Extract every line that includes the string "Richard".

(Stored items)
= = = =

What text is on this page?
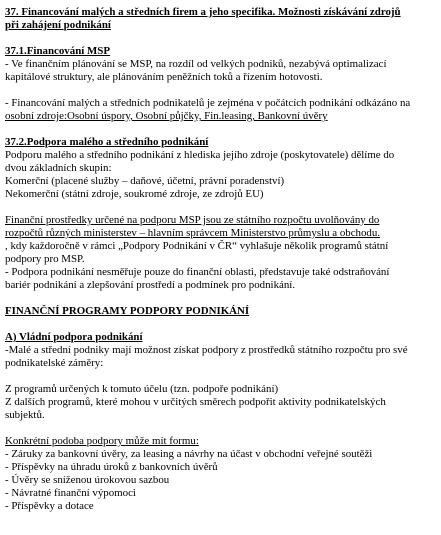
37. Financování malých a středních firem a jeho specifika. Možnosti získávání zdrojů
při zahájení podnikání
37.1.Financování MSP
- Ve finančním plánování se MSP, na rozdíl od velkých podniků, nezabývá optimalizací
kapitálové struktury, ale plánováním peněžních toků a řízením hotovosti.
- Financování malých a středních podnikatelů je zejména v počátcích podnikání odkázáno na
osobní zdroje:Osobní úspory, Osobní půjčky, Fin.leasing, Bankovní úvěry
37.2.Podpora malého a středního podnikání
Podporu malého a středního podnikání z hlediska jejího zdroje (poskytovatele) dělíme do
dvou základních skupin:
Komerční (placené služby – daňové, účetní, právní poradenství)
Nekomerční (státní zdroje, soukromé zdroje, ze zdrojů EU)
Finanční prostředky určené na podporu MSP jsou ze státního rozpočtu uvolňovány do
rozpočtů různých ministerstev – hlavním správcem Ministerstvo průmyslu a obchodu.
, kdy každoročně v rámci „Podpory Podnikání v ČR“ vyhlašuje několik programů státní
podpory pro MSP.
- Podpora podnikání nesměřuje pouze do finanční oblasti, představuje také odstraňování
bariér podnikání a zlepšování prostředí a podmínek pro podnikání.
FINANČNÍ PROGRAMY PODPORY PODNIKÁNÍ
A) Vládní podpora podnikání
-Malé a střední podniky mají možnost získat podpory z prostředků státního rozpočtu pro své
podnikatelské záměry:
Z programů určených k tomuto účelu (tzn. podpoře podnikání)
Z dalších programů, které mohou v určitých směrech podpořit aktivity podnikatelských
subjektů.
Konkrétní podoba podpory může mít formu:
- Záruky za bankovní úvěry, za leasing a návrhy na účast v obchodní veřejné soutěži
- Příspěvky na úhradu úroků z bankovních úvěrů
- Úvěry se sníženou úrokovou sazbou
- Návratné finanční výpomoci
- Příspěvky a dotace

= = = =

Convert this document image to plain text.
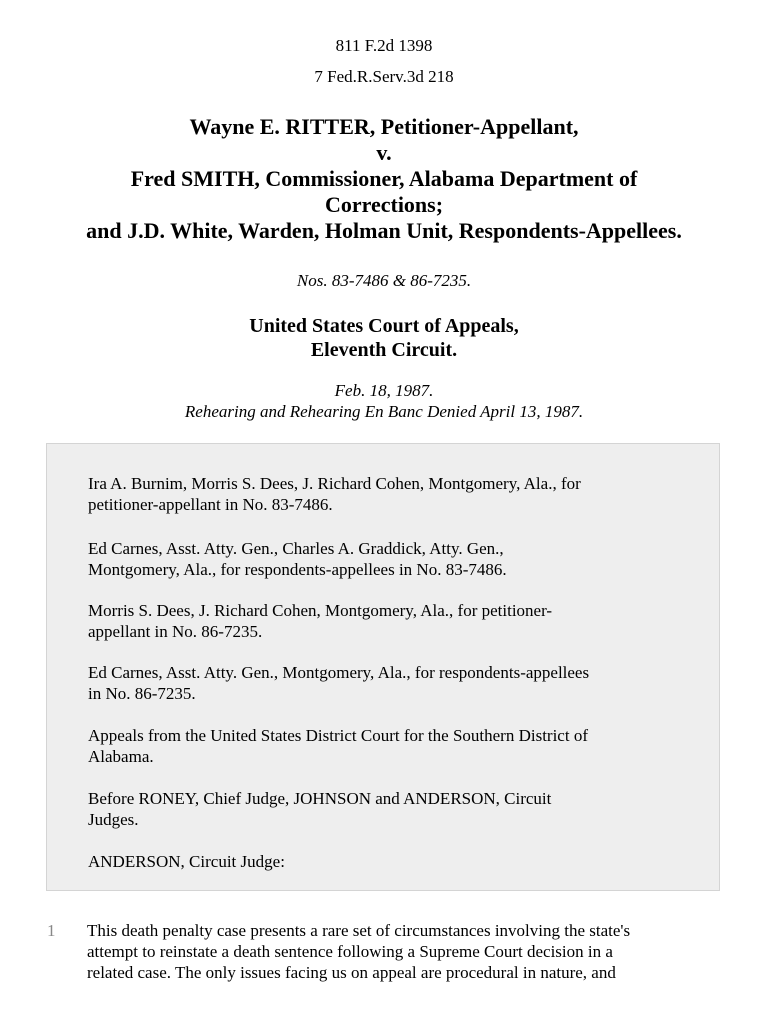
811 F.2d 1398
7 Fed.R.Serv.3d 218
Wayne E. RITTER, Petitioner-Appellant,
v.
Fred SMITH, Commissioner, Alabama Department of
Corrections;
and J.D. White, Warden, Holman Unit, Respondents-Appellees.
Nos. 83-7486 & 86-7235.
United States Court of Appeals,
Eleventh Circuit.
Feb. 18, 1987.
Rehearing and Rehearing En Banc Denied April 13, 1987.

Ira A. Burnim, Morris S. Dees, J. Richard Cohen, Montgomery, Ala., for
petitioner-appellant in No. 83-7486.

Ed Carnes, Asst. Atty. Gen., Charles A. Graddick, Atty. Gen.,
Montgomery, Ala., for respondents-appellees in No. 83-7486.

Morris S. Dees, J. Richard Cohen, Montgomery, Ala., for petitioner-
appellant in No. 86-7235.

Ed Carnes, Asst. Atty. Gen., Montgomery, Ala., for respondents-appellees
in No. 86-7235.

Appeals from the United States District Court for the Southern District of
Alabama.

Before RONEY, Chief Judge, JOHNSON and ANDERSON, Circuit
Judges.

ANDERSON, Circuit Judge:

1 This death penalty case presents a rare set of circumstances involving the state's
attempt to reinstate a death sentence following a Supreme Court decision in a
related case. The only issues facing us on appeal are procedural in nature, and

= = = =

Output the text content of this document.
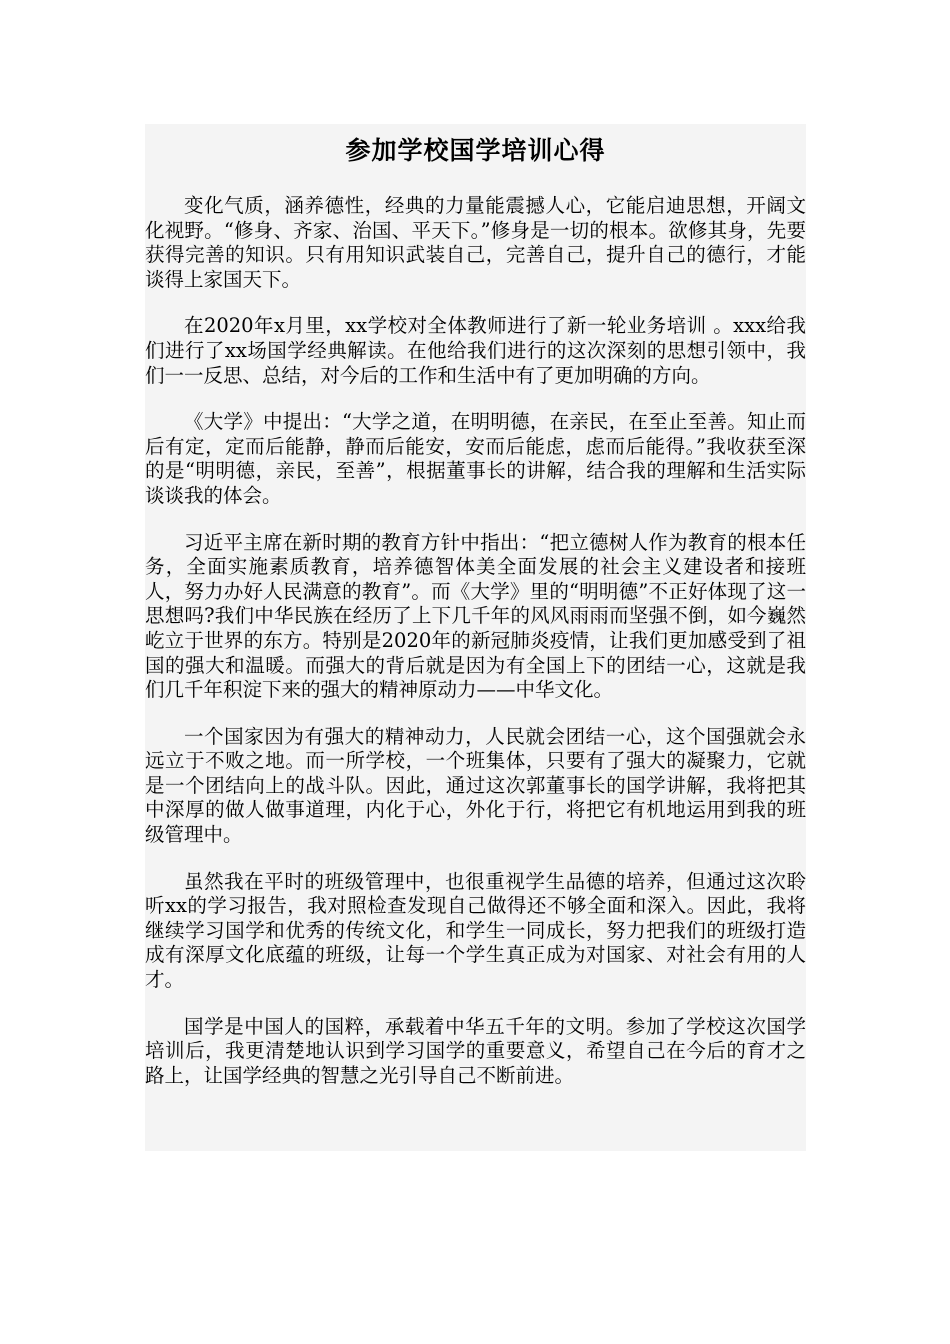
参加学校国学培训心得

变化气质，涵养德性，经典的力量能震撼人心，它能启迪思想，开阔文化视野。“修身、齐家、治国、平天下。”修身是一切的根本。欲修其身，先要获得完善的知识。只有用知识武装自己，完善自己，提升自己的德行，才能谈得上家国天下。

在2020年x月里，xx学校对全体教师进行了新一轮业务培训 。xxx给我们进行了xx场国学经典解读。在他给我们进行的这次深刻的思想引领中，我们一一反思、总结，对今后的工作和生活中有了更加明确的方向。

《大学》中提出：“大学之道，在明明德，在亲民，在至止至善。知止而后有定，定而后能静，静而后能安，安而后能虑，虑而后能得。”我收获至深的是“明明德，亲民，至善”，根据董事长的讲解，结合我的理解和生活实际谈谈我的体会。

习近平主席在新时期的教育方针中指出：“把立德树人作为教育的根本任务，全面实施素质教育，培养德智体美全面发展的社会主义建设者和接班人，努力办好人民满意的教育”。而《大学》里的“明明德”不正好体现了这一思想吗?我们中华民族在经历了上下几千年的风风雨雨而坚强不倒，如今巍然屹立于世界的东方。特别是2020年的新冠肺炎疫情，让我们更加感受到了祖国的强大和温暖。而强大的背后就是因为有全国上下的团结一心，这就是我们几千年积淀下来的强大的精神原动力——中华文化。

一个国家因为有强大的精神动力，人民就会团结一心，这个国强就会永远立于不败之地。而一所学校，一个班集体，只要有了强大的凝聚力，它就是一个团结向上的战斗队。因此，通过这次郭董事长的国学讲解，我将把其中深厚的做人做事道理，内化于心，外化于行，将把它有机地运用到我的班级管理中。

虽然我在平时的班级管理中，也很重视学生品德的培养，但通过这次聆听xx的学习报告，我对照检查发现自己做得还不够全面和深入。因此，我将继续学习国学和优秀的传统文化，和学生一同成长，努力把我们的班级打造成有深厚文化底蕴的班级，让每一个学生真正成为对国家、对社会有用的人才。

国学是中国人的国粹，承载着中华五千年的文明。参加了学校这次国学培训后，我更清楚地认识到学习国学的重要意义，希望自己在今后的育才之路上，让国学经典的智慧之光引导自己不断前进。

= = = =

**Task answer:**
Ira A. Burnim, Morris S. Dees, J. Richard Cohen, Montgomery, Ala., for
Morris S. Dees, J. Richard Cohen, Montgomery, Ala., for petitioner-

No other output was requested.